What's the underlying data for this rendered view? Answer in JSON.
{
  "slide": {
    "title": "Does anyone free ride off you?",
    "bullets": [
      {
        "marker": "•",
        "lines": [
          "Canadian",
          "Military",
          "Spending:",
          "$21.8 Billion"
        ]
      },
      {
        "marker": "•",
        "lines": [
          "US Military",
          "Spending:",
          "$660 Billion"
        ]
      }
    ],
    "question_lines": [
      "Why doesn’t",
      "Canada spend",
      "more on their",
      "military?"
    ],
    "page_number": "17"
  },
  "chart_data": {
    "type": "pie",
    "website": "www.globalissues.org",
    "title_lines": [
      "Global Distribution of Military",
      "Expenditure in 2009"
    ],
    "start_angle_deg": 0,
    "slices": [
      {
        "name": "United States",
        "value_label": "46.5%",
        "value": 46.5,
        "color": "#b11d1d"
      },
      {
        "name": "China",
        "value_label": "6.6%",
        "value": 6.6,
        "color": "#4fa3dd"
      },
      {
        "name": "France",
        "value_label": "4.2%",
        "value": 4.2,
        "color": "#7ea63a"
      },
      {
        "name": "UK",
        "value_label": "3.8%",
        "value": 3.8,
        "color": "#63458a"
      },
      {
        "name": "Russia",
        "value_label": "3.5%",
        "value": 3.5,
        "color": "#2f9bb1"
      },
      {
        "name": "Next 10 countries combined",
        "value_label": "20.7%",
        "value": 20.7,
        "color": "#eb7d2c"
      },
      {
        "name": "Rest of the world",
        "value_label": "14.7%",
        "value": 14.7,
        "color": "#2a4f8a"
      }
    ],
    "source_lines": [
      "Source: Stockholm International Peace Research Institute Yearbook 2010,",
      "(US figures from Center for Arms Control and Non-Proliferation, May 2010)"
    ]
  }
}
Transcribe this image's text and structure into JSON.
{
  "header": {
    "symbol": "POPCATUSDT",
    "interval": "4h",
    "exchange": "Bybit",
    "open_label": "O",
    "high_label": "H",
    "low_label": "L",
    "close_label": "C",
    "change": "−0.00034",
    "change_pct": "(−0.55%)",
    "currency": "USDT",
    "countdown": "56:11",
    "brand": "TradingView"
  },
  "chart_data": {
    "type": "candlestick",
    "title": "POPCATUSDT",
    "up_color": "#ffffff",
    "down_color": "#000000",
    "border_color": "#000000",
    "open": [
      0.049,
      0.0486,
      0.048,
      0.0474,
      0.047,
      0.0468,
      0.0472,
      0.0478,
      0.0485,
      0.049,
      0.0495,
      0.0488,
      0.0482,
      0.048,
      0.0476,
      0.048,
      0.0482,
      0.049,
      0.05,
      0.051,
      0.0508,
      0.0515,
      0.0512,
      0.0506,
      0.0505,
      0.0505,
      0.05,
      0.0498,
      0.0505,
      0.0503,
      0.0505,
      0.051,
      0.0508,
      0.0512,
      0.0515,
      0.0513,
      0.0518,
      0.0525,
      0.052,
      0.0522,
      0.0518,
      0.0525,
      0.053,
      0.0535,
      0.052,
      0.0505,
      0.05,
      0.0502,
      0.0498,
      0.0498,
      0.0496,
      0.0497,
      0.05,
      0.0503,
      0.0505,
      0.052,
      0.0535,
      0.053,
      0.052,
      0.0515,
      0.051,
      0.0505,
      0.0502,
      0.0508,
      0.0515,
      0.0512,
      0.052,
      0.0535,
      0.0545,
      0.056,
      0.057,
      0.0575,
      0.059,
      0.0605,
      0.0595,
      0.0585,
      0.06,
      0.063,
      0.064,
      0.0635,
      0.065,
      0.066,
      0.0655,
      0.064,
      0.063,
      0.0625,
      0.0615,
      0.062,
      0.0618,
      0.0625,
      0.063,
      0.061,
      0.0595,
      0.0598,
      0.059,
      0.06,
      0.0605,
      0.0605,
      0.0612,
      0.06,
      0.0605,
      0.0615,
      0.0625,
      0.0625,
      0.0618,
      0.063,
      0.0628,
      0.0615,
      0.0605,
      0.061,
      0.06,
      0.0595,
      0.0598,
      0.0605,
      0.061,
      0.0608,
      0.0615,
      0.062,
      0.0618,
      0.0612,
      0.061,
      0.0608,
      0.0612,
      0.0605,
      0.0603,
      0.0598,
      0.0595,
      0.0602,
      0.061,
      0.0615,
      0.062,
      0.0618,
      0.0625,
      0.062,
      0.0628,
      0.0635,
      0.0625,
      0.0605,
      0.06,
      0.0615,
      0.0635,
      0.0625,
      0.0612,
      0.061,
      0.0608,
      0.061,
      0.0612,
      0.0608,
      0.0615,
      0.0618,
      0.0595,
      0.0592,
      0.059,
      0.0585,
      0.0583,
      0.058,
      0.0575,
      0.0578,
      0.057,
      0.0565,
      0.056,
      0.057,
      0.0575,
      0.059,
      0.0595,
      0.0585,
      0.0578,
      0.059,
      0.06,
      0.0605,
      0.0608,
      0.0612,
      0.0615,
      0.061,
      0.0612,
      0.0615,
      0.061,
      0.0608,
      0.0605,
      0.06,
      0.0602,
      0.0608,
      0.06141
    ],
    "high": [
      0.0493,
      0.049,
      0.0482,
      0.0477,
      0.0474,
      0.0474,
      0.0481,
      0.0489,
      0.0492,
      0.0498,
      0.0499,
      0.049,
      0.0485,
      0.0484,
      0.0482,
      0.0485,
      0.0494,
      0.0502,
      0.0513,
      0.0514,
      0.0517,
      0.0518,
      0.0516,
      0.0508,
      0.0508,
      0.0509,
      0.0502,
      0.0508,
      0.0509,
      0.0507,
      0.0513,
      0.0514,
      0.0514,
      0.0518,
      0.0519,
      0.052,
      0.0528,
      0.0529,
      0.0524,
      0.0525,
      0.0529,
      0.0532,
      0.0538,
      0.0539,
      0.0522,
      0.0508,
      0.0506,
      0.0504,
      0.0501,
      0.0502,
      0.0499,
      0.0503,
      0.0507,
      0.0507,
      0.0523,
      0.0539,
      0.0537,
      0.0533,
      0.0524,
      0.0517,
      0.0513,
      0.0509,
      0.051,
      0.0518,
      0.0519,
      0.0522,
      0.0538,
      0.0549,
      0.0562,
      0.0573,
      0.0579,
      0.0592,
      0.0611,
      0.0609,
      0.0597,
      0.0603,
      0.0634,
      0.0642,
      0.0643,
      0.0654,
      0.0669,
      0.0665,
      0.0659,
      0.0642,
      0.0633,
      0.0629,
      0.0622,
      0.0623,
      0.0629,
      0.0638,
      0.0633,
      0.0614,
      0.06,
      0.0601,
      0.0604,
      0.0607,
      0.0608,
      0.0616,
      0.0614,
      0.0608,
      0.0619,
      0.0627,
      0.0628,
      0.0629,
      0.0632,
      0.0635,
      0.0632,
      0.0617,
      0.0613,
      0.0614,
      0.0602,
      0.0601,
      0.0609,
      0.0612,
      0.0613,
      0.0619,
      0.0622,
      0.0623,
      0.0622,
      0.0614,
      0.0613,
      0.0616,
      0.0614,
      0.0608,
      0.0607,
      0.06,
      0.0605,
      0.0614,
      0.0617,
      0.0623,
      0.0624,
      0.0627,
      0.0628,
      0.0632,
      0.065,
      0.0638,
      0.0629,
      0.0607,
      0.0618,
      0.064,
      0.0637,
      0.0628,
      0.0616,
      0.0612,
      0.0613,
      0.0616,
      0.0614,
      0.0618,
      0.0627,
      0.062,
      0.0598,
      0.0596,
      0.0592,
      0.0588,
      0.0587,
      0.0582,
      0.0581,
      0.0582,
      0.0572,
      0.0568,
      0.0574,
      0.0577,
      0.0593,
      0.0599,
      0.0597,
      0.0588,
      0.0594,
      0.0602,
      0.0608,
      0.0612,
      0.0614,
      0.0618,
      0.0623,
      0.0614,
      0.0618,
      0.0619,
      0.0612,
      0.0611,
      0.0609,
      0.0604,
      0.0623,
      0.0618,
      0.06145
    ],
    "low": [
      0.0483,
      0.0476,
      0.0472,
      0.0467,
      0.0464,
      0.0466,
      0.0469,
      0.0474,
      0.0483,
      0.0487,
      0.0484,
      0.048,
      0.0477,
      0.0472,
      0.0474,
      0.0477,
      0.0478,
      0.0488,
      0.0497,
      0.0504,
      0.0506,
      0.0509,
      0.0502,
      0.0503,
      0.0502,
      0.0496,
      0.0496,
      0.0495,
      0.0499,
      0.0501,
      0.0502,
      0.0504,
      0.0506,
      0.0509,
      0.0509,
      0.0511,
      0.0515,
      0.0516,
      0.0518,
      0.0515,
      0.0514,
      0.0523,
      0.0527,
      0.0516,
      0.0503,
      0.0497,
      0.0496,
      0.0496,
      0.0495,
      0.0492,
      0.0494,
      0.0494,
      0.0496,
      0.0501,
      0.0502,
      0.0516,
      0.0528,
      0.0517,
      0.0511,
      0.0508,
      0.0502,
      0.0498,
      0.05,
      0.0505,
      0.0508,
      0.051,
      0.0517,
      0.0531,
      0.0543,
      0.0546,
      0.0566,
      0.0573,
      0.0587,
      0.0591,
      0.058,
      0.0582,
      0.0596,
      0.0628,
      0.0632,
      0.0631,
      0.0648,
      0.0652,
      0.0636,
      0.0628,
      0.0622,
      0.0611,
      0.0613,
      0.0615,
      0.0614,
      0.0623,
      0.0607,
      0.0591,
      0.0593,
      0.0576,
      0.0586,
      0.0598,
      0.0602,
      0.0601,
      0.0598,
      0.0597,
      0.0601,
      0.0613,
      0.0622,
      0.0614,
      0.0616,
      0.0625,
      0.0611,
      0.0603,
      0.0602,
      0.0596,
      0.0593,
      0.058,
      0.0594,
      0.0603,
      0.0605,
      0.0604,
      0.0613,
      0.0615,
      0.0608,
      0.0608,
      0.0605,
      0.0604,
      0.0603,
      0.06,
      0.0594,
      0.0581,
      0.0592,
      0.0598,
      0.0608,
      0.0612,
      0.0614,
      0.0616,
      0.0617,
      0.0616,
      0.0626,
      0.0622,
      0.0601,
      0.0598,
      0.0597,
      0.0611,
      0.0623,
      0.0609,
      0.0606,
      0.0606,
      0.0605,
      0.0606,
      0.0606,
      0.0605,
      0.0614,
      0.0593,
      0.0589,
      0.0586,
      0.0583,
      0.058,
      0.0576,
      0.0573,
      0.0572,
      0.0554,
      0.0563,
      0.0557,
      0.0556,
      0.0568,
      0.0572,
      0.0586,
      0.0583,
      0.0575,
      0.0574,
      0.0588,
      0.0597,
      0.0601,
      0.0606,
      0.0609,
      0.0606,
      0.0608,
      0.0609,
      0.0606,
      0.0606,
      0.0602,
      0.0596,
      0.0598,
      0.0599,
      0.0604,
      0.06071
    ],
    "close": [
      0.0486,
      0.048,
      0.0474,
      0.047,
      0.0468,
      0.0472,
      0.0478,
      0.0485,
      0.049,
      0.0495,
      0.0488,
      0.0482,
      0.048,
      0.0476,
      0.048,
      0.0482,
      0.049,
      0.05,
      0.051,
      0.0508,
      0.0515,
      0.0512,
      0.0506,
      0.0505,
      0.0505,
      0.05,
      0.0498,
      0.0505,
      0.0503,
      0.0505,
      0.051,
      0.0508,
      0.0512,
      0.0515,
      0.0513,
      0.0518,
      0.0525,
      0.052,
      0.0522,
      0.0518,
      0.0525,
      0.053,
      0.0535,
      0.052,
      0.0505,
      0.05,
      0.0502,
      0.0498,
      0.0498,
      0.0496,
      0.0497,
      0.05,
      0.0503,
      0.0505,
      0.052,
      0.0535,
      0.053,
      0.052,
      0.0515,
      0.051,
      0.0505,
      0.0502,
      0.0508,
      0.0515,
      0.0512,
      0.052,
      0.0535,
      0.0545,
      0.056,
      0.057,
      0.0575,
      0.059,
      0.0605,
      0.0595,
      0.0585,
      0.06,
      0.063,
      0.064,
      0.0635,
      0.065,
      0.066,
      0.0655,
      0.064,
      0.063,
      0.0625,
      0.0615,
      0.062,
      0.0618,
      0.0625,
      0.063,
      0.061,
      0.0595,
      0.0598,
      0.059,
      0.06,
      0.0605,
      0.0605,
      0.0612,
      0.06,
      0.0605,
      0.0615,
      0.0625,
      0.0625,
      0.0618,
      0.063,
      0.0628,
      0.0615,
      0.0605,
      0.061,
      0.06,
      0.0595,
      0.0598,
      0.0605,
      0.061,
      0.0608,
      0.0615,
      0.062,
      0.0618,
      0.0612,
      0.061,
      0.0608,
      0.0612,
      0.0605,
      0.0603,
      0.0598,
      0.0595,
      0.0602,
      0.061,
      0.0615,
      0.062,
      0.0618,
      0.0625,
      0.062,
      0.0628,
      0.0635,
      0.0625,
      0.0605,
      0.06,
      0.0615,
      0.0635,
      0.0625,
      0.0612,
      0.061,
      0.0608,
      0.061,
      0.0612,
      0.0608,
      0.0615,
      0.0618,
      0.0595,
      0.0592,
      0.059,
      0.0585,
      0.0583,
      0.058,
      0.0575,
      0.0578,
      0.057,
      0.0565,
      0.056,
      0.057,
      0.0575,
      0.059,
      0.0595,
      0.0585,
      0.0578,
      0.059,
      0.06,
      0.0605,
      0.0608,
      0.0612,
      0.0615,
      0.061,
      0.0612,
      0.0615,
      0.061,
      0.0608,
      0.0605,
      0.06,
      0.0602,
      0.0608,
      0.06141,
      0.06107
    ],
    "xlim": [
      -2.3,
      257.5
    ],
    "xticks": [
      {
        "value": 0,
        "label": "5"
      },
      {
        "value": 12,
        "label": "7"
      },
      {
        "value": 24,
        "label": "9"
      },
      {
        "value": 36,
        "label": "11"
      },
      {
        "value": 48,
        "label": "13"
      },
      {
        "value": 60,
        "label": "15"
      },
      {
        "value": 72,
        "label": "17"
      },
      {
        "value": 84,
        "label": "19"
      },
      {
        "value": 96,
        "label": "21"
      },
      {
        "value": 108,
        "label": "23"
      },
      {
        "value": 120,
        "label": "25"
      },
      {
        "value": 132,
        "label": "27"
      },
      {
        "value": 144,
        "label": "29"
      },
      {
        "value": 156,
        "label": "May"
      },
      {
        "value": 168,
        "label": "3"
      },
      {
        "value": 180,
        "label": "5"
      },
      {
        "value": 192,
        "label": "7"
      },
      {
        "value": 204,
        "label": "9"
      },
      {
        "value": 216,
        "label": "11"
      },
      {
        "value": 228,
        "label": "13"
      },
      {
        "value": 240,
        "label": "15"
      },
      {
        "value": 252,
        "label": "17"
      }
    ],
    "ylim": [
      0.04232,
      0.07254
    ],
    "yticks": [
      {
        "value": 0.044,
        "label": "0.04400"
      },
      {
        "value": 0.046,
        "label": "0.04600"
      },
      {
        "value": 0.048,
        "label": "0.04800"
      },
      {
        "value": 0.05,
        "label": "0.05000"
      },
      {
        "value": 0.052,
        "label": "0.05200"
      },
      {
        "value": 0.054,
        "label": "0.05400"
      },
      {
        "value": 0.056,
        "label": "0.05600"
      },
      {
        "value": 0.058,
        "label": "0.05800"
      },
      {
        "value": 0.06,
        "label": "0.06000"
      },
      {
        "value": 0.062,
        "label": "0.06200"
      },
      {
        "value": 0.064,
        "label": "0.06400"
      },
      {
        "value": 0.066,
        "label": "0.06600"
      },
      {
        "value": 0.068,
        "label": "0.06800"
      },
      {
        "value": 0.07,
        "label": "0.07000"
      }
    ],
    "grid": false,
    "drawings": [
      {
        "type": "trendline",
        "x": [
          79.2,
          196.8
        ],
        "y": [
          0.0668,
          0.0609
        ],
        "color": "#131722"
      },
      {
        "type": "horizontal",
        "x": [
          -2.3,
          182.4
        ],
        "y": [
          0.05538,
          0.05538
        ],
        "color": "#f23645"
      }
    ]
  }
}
....................
What you should do:
A line counts if it holds the word "name". Work out how many lines in the listing count, and give only that number.

Reply:
7